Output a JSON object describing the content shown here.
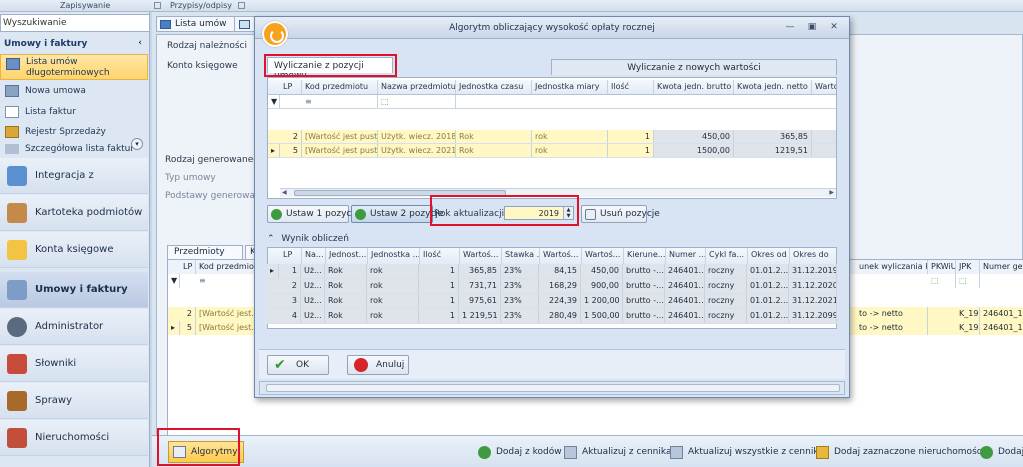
{
  "ribbon": {
    "groups": [
      "Zapisywanie",
      "Przypisy/odpisy"
    ]
  },
  "sidebar": {
    "search_value": "Wyszukiwanie",
    "section_title": "Umowy i faktury",
    "sub_items": [
      {
        "label": "Lista umów długoterminowych"
      },
      {
        "label": "Nowa umowa"
      },
      {
        "label": "Lista faktur"
      },
      {
        "label": "Rejestr Sprzedaży"
      },
      {
        "label": "Szczegółowa lista faktur"
      }
    ],
    "nav": [
      {
        "label": "Integracja z Wymiarem"
      },
      {
        "label": "Kartoteka podmiotów"
      },
      {
        "label": "Konta księgowe"
      },
      {
        "label": "Umowy i faktury"
      },
      {
        "label": "Administrator"
      },
      {
        "label": "Słowniki"
      },
      {
        "label": "Sprawy"
      },
      {
        "label": "Nieruchomości"
      }
    ]
  },
  "main": {
    "tabs": [
      {
        "label": "Lista umów"
      }
    ],
    "form": {
      "rodzaj_naleznosci": "Rodzaj należności",
      "konto_ksiegowe": "Konto księgowe",
      "rodzaj_generowanego": "Rodzaj generowanego po",
      "typ_umowy": "Typ umowy",
      "podstawy": "Podstawy generowania h"
    },
    "bottom_tabs": [
      "Przedmioty umowy",
      "Ko"
    ],
    "bg_grid": {
      "headers": [
        "LP",
        "Kod przedmiotu"
      ],
      "right_headers": [
        "unek wyliczania kwot",
        "PKWiU",
        "JPK",
        "Numer geod"
      ],
      "filter_glyph": "≡",
      "rows": [
        {
          "lp": "2",
          "kod": "[Wartość jest...",
          "kier": "to -> netto",
          "jpk": "K_19",
          "geod": "246401_1.0"
        },
        {
          "lp": "5",
          "kod": "[Wartość jest...",
          "kier": "to -> netto",
          "jpk": "K_19",
          "geod": "246401_1.0"
        }
      ]
    }
  },
  "toolbar": {
    "algorytmy": "Algorytmy",
    "buttons": [
      {
        "label": "Dodaj z kodów"
      },
      {
        "label": "Aktualizuj z cennika"
      },
      {
        "label": "Aktualizuj wszystkie z cennika"
      },
      {
        "label": "Dodaj zaznaczone nieruchomości"
      },
      {
        "label": "Dodaj"
      }
    ]
  },
  "dialog": {
    "title": "Algorytm obliczający wysokość opłaty rocznej",
    "tab_active": "Wyliczanie z pozycji umowy",
    "tab_inactive": "Wyliczanie z nowych wartości",
    "grid1": {
      "headers": [
        "LP",
        "Kod przedmiotu",
        "Nazwa przedmiotu",
        "Jednostka czasu",
        "Jednostka miary",
        "Ilość",
        "Kwota jedn. brutto",
        "Kwota jedn. netto",
        "Wartoś"
      ],
      "filter_glyph": "≡",
      "rows": [
        {
          "lp": "2",
          "kod": "[Wartość jest pusta]",
          "nazwa": "Użytk. wiecz. 2018",
          "czas": "Rok",
          "miara": "rok",
          "ilosc": "1",
          "brutto": "450,00",
          "netto": "365,85"
        },
        {
          "lp": "5",
          "kod": "[Wartość jest pusta]",
          "nazwa": "Użytk. wiecz. 2021",
          "czas": "Rok",
          "miara": "rok",
          "ilosc": "1",
          "brutto": "1500,00",
          "netto": "1219,51"
        }
      ]
    },
    "actions": {
      "ustaw1": "Ustaw 1 pozycje",
      "ustaw2": "Ustaw 2 pozycje",
      "rok_label": "Rok aktualizacji",
      "rok_value": "2019",
      "usun": "Usuń pozycje"
    },
    "results_title": "Wynik obliczeń",
    "grid2": {
      "headers": [
        "LP",
        "Na...",
        "Jednost...",
        "Jednostka ...",
        "Ilość",
        "Wartoś...",
        "Stawka ...",
        "Wartoś...",
        "Wartoś...",
        "Kierune...",
        "Numer ...",
        "Cykl fa...",
        "Okres od",
        "Okres do"
      ],
      "rows": [
        {
          "lp": "1",
          "na": "Uż...",
          "j1": "Rok",
          "j2": "rok",
          "il": "1",
          "w1": "365,85",
          "st": "23%",
          "w2": "84,15",
          "w3": "450,00",
          "kier": "brutto -...",
          "num": "246401...",
          "cykl": "roczny",
          "od": "01.01.2...",
          "do": "31.12.2019"
        },
        {
          "lp": "2",
          "na": "Uż...",
          "j1": "Rok",
          "j2": "rok",
          "il": "1",
          "w1": "731,71",
          "st": "23%",
          "w2": "168,29",
          "w3": "900,00",
          "kier": "brutto -...",
          "num": "246401...",
          "cykl": "roczny",
          "od": "01.01.2...",
          "do": "31.12.2020"
        },
        {
          "lp": "3",
          "na": "Uż...",
          "j1": "Rok",
          "j2": "rok",
          "il": "1",
          "w1": "975,61",
          "st": "23%",
          "w2": "224,39",
          "w3": "1 200,00",
          "kier": "brutto -...",
          "num": "246401...",
          "cykl": "roczny",
          "od": "01.01.2...",
          "do": "31.12.2021"
        },
        {
          "lp": "4",
          "na": "Uż...",
          "j1": "Rok",
          "j2": "rok",
          "il": "1",
          "w1": "1 219,51",
          "st": "23%",
          "w2": "280,49",
          "w3": "1 500,00",
          "kier": "brutto -...",
          "num": "246401...",
          "cykl": "roczny",
          "od": "01.01.2...",
          "do": "31.12.2099"
        }
      ]
    },
    "ok": "OK",
    "cancel": "Anuluj"
  },
  "colors": {
    "highlight": "#e0112b",
    "selected": "#ffd46b",
    "yellow_row": "#fff8c4"
  }
}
#####
What you should do:
Leave the pictures out and output the rest of the listing exactly.

Worked solution:
Output a JSON object describing the content shown here.
{
  "ribbon": {
    "groups": [
      "Zapisywanie",
      "Przypisy/odpisy"
    ]
  },
  "sidebar": {
    "search_value": "Wyszukiwanie",
    "section_title": "Umowy i faktury",
    "sub_items": [
      {
        "label": "Lista umów długoterminowych"
      },
      {
        "label": "Nowa umowa"
      },
      {
        "label": "Lista faktur"
      },
      {
        "label": "Rejestr Sprzedaży"
      },
      {
        "label": "Szczegółowa lista faktur"
      }
    ],
    "nav": [
      {
        "label": "Integracja z Wymiarem"
      },
      {
        "label": "Kartoteka podmiotów"
      },
      {
        "label": "Konta księgowe"
      },
      {
        "label": "Umowy i faktury"
      },
      {
        "label": "Administrator"
      },
      {
        "label": "Słowniki"
      },
      {
        "label": "Sprawy"
      },
      {
        "label": "Nieruchomości"
      }
    ]
  },
  "main": {
    "tabs": [
      {
        "label": "Lista umów"
      }
    ],
    "form": {
      "rodzaj_naleznosci": "Rodzaj należności",
      "konto_ksiegowe": "Konto księgowe",
      "rodzaj_generowanego": "Rodzaj generowanego po",
      "typ_umowy": "Typ umowy",
      "podstawy": "Podstawy generowania h"
    },
    "bottom_tabs": [
      "Przedmioty umowy",
      "Ko"
    ],
    "bg_grid": {
      "headers": [
        "LP",
        "Kod przedmiotu"
      ],
      "right_headers": [
        "unek wyliczania kwot",
        "PKWiU",
        "JPK",
        "Numer geod"
      ],
      "filter_glyph": "≡",
      "rows": [
        {
          "lp": "2",
          "kod": "[Wartość jest...",
          "kier": "to -> netto",
          "jpk": "K_19",
          "geod": "246401_1.0"
        },
        {
          "lp": "5",
          "kod": "[Wartość jest...",
          "kier": "to -> netto",
          "jpk": "K_19",
          "geod": "246401_1.0"
        }
      ]
    }
  },
  "toolbar": {
    "algorytmy": "Algorytmy",
    "buttons": [
      {
        "label": "Dodaj z kodów"
      },
      {
        "label": "Aktualizuj z cennika"
      },
      {
        "label": "Aktualizuj wszystkie z cennika"
      },
      {
        "label": "Dodaj zaznaczone nieruchomości"
      },
      {
        "label": "Dodaj"
      }
    ]
  },
  "dialog": {
    "title": "Algorytm obliczający wysokość opłaty rocznej",
    "tab_active": "Wyliczanie z pozycji umowy",
    "tab_inactive": "Wyliczanie z nowych wartości",
    "grid1": {
      "headers": [
        "LP",
        "Kod przedmiotu",
        "Nazwa przedmiotu",
        "Jednostka czasu",
        "Jednostka miary",
        "Ilość",
        "Kwota jedn. brutto",
        "Kwota jedn. netto",
        "Wartoś"
      ],
      "filter_glyph": "≡",
      "rows": [
        {
          "lp": "2",
          "kod": "[Wartość jest pusta]",
          "nazwa": "Użytk. wiecz. 2018",
          "czas": "Rok",
          "miara": "rok",
          "ilosc": "1",
          "brutto": "450,00",
          "netto": "365,85"
        },
        {
          "lp": "5",
          "kod": "[Wartość jest pusta]",
          "nazwa": "Użytk. wiecz. 2021",
          "czas": "Rok",
          "miara": "rok",
          "ilosc": "1",
          "brutto": "1500,00",
          "netto": "1219,51"
        }
      ]
    },
    "actions": {
      "ustaw1": "Ustaw 1 pozycje",
      "ustaw2": "Ustaw 2 pozycje",
      "rok_label": "Rok aktualizacji",
      "rok_value": "2019",
      "usun": "Usuń pozycje"
    },
    "results_title": "Wynik obliczeń",
    "grid2": {
      "headers": [
        "LP",
        "Na...",
        "Jednost...",
        "Jednostka ...",
        "Ilość",
        "Wartoś...",
        "Stawka ...",
        "Wartoś...",
        "Wartoś...",
        "Kierune...",
        "Numer ...",
        "Cykl fa...",
        "Okres od",
        "Okres do"
      ],
      "rows": [
        {
          "lp": "1",
          "na": "Uż...",
          "j1": "Rok",
          "j2": "rok",
          "il": "1",
          "w1": "365,85",
          "st": "23%",
          "w2": "84,15",
          "w3": "450,00",
          "kier": "brutto -...",
          "num": "246401...",
          "cykl": "roczny",
          "od": "01.01.2...",
          "do": "31.12.2019"
        },
        {
          "lp": "2",
          "na": "Uż...",
          "j1": "Rok",
          "j2": "rok",
          "il": "1",
          "w1": "731,71",
          "st": "23%",
          "w2": "168,29",
          "w3": "900,00",
          "kier": "brutto -...",
          "num": "246401...",
          "cykl": "roczny",
          "od": "01.01.2...",
          "do": "31.12.2020"
        },
        {
          "lp": "3",
          "na": "Uż...",
          "j1": "Rok",
          "j2": "rok",
          "il": "1",
          "w1": "975,61",
          "st": "23%",
          "w2": "224,39",
          "w3": "1 200,00",
          "kier": "brutto -...",
          "num": "246401...",
          "cykl": "roczny",
          "od": "01.01.2...",
          "do": "31.12.2021"
        },
        {
          "lp": "4",
          "na": "Uż...",
          "j1": "Rok",
          "j2": "rok",
          "il": "1",
          "w1": "1 219,51",
          "st": "23%",
          "w2": "280,49",
          "w3": "1 500,00",
          "kier": "brutto -...",
          "num": "246401...",
          "cykl": "roczny",
          "od": "01.01.2...",
          "do": "31.12.2099"
        }
      ]
    },
    "ok": "OK",
    "cancel": "Anuluj"
  },
  "colors": {
    "highlight": "#e0112b",
    "selected": "#ffd46b",
    "yellow_row": "#fff8c4"
  }
}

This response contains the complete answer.